══ Recorded information ══
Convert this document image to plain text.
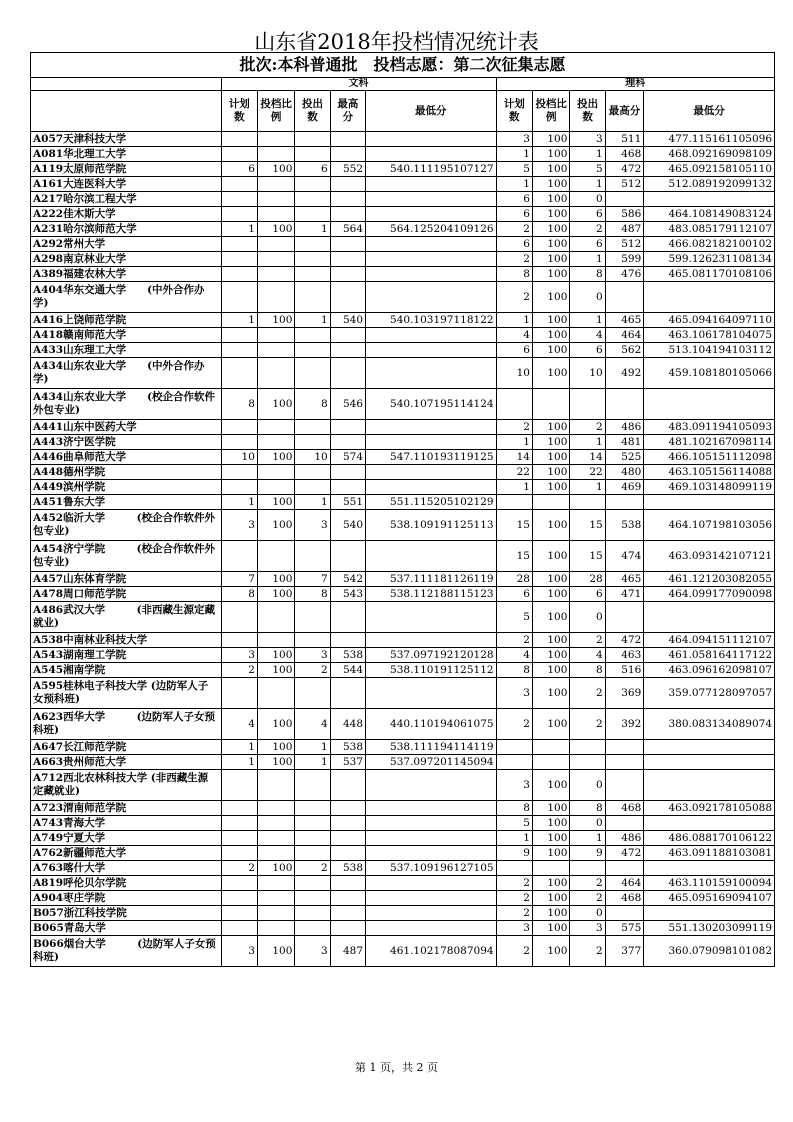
山东省2018年投档情况统计表
批次:本科普通批　投档志愿：第二次征集志愿										
	文科					理科				
	计划数	投档比例	投出数	最高分	最低分	计划数	投档比例	投出数	最高分	最低分
A057天津科技大学						3	100	3	511	477.115161105096
A081华北理工大学						1	100	1	468	468.092169098109
A119太原师范学院	6	100	6	552	540.111195107127	5	100	5	472	465.092158105110
A161大连医科大学						1	100	1	512	512.089192099132
A217哈尔滨工程大学						6	100	0		
A222佳木斯大学						6	100	6	586	464.108149083124
A231哈尔滨师范大学	1	100	1	564	564.125204109126	2	100	2	487	483.085179112107
A292常州大学						6	100	6	512	466.082182100102
A298南京林业大学						2	100	1	599	599.126231108134
A389福建农林大学						8	100	8	476	465.081170108106
A404华东交通大学　　(中外合作办学)						2	100	0		
A416上饶师范学院	1	100	1	540	540.103197118122	1	100	1	465	465.094164097110
A418赣南师范大学						4	100	4	464	463.106178104075
A433山东理工大学						6	100	6	562	513.104194103112
A434山东农业大学　　(中外合作办学)						10	100	10	492	459.108180105066
A434山东农业大学　　(校企合作软件外包专业)	8	100	8	546	540.107195114124					
A441山东中医药大学						2	100	2	486	483.091194105093
A443济宁医学院						1	100	1	481	481.102167098114
A446曲阜师范大学	10	100	10	574	547.110193119125	14	100	14	525	466.105151112098
A448德州学院						22	100	22	480	463.105156114088
A449滨州学院						1	100	1	469	469.103148099119
A451鲁东大学	1	100	1	551	551.115205102129					
A452临沂大学　　　(校企合作软件外包专业)	3	100	3	540	538.109191125113	15	100	15	538	464.107198103056
A454济宁学院　　　(校企合作软件外包专业)						15	100	15	474	463.093142107121
A457山东体育学院	7	100	7	542	537.111181126119	28	100	28	465	461.121203082055
A478周口师范学院	8	100	8	543	538.112188115123	6	100	6	471	464.099177090098
A486武汉大学　　　(非西藏生源定藏就业)						5	100	0		
A538中南林业科技大学						2	100	2	472	464.094151112107
A543湖南理工学院	3	100	3	538	537.097192120128	4	100	4	463	461.058164117122
A545湘南学院	2	100	2	544	538.110191125112	8	100	8	516	463.096162098107
A595桂林电子科技大学 (边防军人子女预科班)						3	100	2	369	359.077128097057
A623西华大学　　　(边防军人子女预科班)	4	100	4	448	440.110194061075	2	100	2	392	380.083134089074
A647长江师范学院	1	100	1	538	538.111194114119					
A663贵州师范大学	1	100	1	537	537.097201145094					
A712西北农林科技大学 (非西藏生源定藏就业)						3	100	0		
A723渭南师范学院						8	100	8	468	463.092178105088
A743青海大学						5	100	0		
A749宁夏大学						1	100	1	486	486.088170106122
A762新疆师范大学						9	100	9	472	463.091188103081
A763喀什大学	2	100	2	538	537.109196127105					
A819呼伦贝尔学院						2	100	2	464	463.110159100094
A904枣庄学院						2	100	2	468	465.095169094107
B057浙江科技学院						2	100	0		
B065青岛大学						3	100	3	575	551.130203099119
B066烟台大学　　　(边防军人子女预科班)	3	100	3	487	461.102178087094	2	100	2	377	360.079098101082
第 1 页，共 2 页
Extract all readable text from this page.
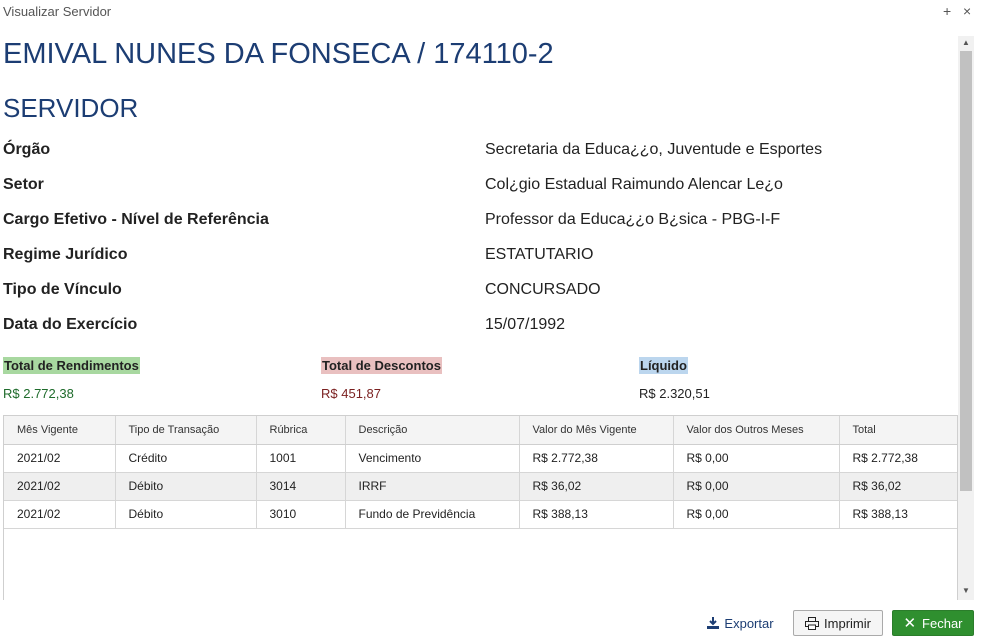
Visualizar Servidor	+ ×
EMIVAL NUNES DA FONSECA / 174110-2
SERVIDOR
Órgão	Secretaria da Educa¿¿o, Juventude e Esportes
Setor	Col¿gio Estadual Raimundo Alencar Le¿o
Cargo Efetivo - Nível de Referência	Professor da Educa¿¿o B¿sica - PBG-I-F
Regime Jurídico	ESTATUTARIO
Tipo de Vínculo	CONCURSADO
Data do Exercício	15/07/1992
Total de Rendimentos
R$ 2.772,38
Total de Descontos
R$ 451,87
Líquido
R$ 2.320,51
Mês Vigente	Tipo de Transação	Rúbrica	Descrição	Valor do Mês Vigente	Valor dos Outros Meses	Total
2021/02	Crédito	1001	Vencimento	R$ 2.772,38	R$ 0,00	R$ 2.772,38
2021/02	Débito	3014	IRRF	R$ 36,02	R$ 0,00	R$ 36,02
2021/02	Débito	3010	Fundo de Previdência	R$ 388,13	R$ 0,00	R$ 388,13
▲
▼
Exportar	Imprimir ✕ Fechar
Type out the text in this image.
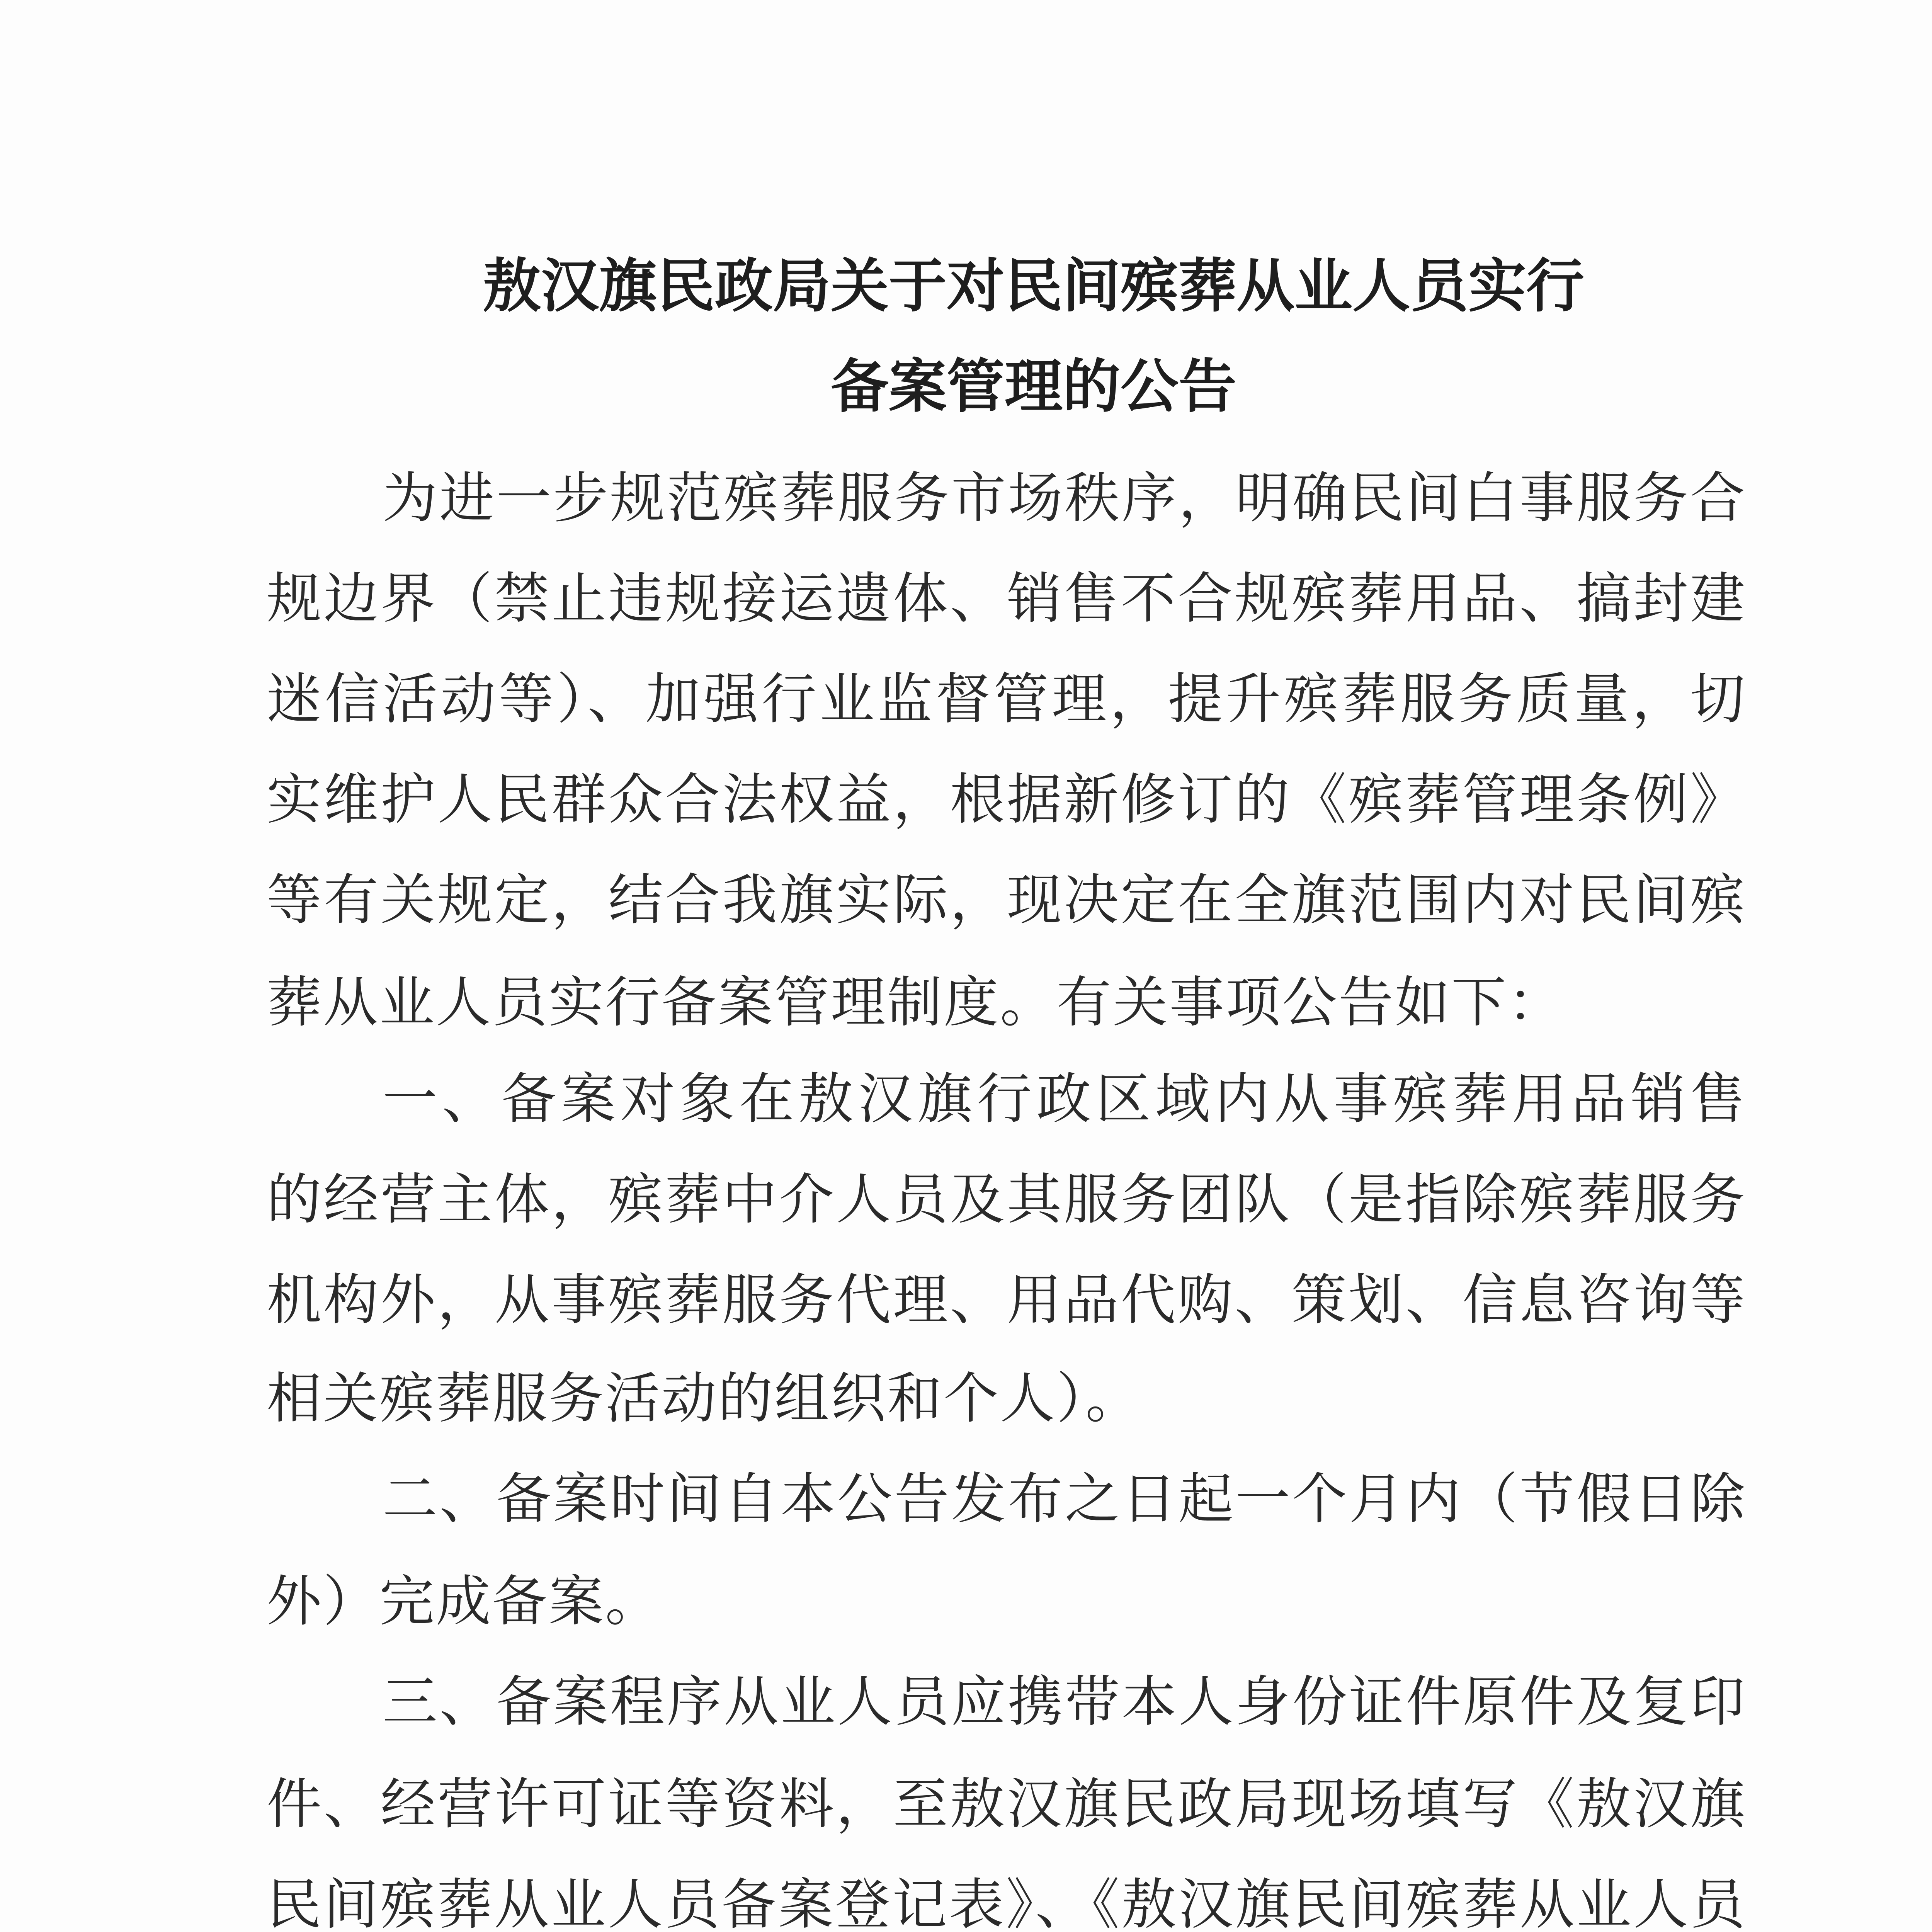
敖汉旗民政局关于对民间殡葬从业人员实行
备案管理的公告
为进一步规范殡葬服务市场秩序，明确民间白事服务合
规边界（禁止违规接运遗体、销售不合规殡葬用品、搞封建
迷信活动等）、加强行业监督管理，提升殡葬服务质量，切
实维护人民群众合法权益，根据新修订的《殡葬管理条例》
等有关规定，结合我旗实际，现决定在全旗范围内对民间殡
葬从业人员实行备案管理制度。有关事项公告如下：
一、备案对象在敖汉旗行政区域内从事殡葬用品销售
的经营主体，殡葬中介人员及其服务团队（是指除殡葬服务
机构外，从事殡葬服务代理、用品代购、策划、信息咨询等
相关殡葬服务活动的组织和个人）。
二、备案时间自本公告发布之日起一个月内（节假日除
外）完成备案。
三、备案程序从业人员应携带本人身份证件原件及复印
件、经营许可证等资料，至敖汉旗民政局现场填写《敖汉旗
民间殡葬从业人员备案登记表》、《敖汉旗民间殡葬从业人员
═══
:: Exercise ::
Write out the records above once more, word for word, with no pictures.

:: Exercise answer ::
Convert this document image to plain text.
山东省2018年投档情况统计表
批次:本科普通批　投档志愿：第二次征集志愿										
	文科					理科				
	计划数	投档比例	投出数	最高分	最低分	计划数	投档比例	投出数	最高分	最低分
A057天津科技大学						3	100	3	511	477.115161105096
A081华北理工大学						1	100	1	468	468.092169098109
A119太原师范学院	6	100	6	552	540.111195107127	5	100	5	472	465.092158105110
A161大连医科大学						1	100	1	512	512.089192099132
A217哈尔滨工程大学						6	100	0		
A222佳木斯大学						6	100	6	586	464.108149083124
A231哈尔滨师范大学	1	100	1	564	564.125204109126	2	100	2	487	483.085179112107
A292常州大学						6	100	6	512	466.082182100102
A298南京林业大学						2	100	1	599	599.126231108134
A389福建农林大学						8	100	8	476	465.081170108106
A404华东交通大学　　(中外合作办学)						2	100	0		
A416上饶师范学院	1	100	1	540	540.103197118122	1	100	1	465	465.094164097110
A418赣南师范大学						4	100	4	464	463.106178104075
A433山东理工大学						6	100	6	562	513.104194103112
A434山东农业大学　　(中外合作办学)						10	100	10	492	459.108180105066
A434山东农业大学　　(校企合作软件外包专业)	8	100	8	546	540.107195114124					
A441山东中医药大学						2	100	2	486	483.091194105093
A443济宁医学院						1	100	1	481	481.102167098114
A446曲阜师范大学	10	100	10	574	547.110193119125	14	100	14	525	466.105151112098
A448德州学院						22	100	22	480	463.105156114088
A449滨州学院						1	100	1	469	469.103148099119
A451鲁东大学	1	100	1	551	551.115205102129					
A452临沂大学　　　(校企合作软件外包专业)	3	100	3	540	538.109191125113	15	100	15	538	464.107198103056
A454济宁学院　　　(校企合作软件外包专业)						15	100	15	474	463.093142107121
A457山东体育学院	7	100	7	542	537.111181126119	28	100	28	465	461.121203082055
A478周口师范学院	8	100	8	543	538.112188115123	6	100	6	471	464.099177090098
A486武汉大学　　　(非西藏生源定藏就业)						5	100	0		
A538中南林业科技大学						2	100	2	472	464.094151112107
A543湖南理工学院	3	100	3	538	537.097192120128	4	100	4	463	461.058164117122
A545湘南学院	2	100	2	544	538.110191125112	8	100	8	516	463.096162098107
A595桂林电子科技大学 (边防军人子女预科班)						3	100	2	369	359.077128097057
A623西华大学　　　(边防军人子女预科班)	4	100	4	448	440.110194061075	2	100	2	392	380.083134089074
A647长江师范学院	1	100	1	538	538.111194114119					
A663贵州师范大学	1	100	1	537	537.097201145094					
A712西北农林科技大学 (非西藏生源定藏就业)						3	100	0		
A723渭南师范学院						8	100	8	468	463.092178105088
A743青海大学						5	100	0		
A749宁夏大学						1	100	1	486	486.088170106122
A762新疆师范大学						9	100	9	472	463.091188103081
A763喀什大学	2	100	2	538	537.109196127105					
A819呼伦贝尔学院						2	100	2	464	463.110159100094
A904枣庄学院						2	100	2	468	465.095169094107
B057浙江科技学院						2	100	0		
B065青岛大学						3	100	3	575	551.130203099119
B066烟台大学　　　(边防军人子女预科班)	3	100	3	487	461.102178087094	2	100	2	377	360.079098101082
第 1 页，共 2 页
Extract all readable text from this page.
Visualizar Servidor	+ ×
EMIVAL NUNES DA FONSECA / 174110-2
SERVIDOR
Órgão	Secretaria da Educa¿¿o, Juventude e Esportes
Setor	Col¿gio Estadual Raimundo Alencar Le¿o
Cargo Efetivo - Nível de Referência	Professor da Educa¿¿o B¿sica - PBG-I-F
Regime Jurídico	ESTATUTARIO
Tipo de Vínculo	CONCURSADO
Data do Exercício	15/07/1992
Total de Rendimentos
R$ 2.772,38
Total de Descontos
R$ 451,87
Líquido
R$ 2.320,51
Mês Vigente	Tipo de Transação	Rúbrica	Descrição	Valor do Mês Vigente	Valor dos Outros Meses	Total
2021/02	Crédito	1001	Vencimento	R$ 2.772,38	R$ 0,00	R$ 2.772,38
2021/02	Débito	3014	IRRF	R$ 36,02	R$ 0,00	R$ 36,02
2021/02	Débito	3010	Fundo de Previdência	R$ 388,13	R$ 0,00	R$ 388,13
▲
▼
Exportar	Imprimir ✕ Fechar
Type out the text in this image.
敖汉旗民政局关于对民间殡葬从业人员实行
备案管理的公告
为进一步规范殡葬服务市场秩序，明确民间白事服务合
规边界（禁止违规接运遗体、销售不合规殡葬用品、搞封建
迷信活动等）、加强行业监督管理，提升殡葬服务质量，切
实维护人民群众合法权益，根据新修订的《殡葬管理条例》
等有关规定，结合我旗实际，现决定在全旗范围内对民间殡
葬从业人员实行备案管理制度。有关事项公告如下：
一、备案对象在敖汉旗行政区域内从事殡葬用品销售
的经营主体，殡葬中介人员及其服务团队（是指除殡葬服务
机构外，从事殡葬服务代理、用品代购、策划、信息咨询等
相关殡葬服务活动的组织和个人）。
二、备案时间自本公告发布之日起一个月内（节假日除
外）完成备案。
三、备案程序从业人员应携带本人身份证件原件及复印
件、经营许可证等资料，至敖汉旗民政局现场填写《敖汉旗
民间殡葬从业人员备案登记表》、《敖汉旗民间殡葬从业人员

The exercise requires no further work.